§ Brief
Of all the lines in the material below, how many include the string "Compétitions"? Give the number only.
## Begin Task inputs
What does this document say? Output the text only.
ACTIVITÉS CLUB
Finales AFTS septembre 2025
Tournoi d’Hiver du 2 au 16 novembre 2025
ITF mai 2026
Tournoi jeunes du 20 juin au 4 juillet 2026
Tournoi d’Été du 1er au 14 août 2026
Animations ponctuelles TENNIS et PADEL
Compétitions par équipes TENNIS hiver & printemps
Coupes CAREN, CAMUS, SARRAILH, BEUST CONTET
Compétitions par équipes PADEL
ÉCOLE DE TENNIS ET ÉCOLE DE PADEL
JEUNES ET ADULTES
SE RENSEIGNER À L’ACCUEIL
## End Task inputs
§ Response to the exercise
2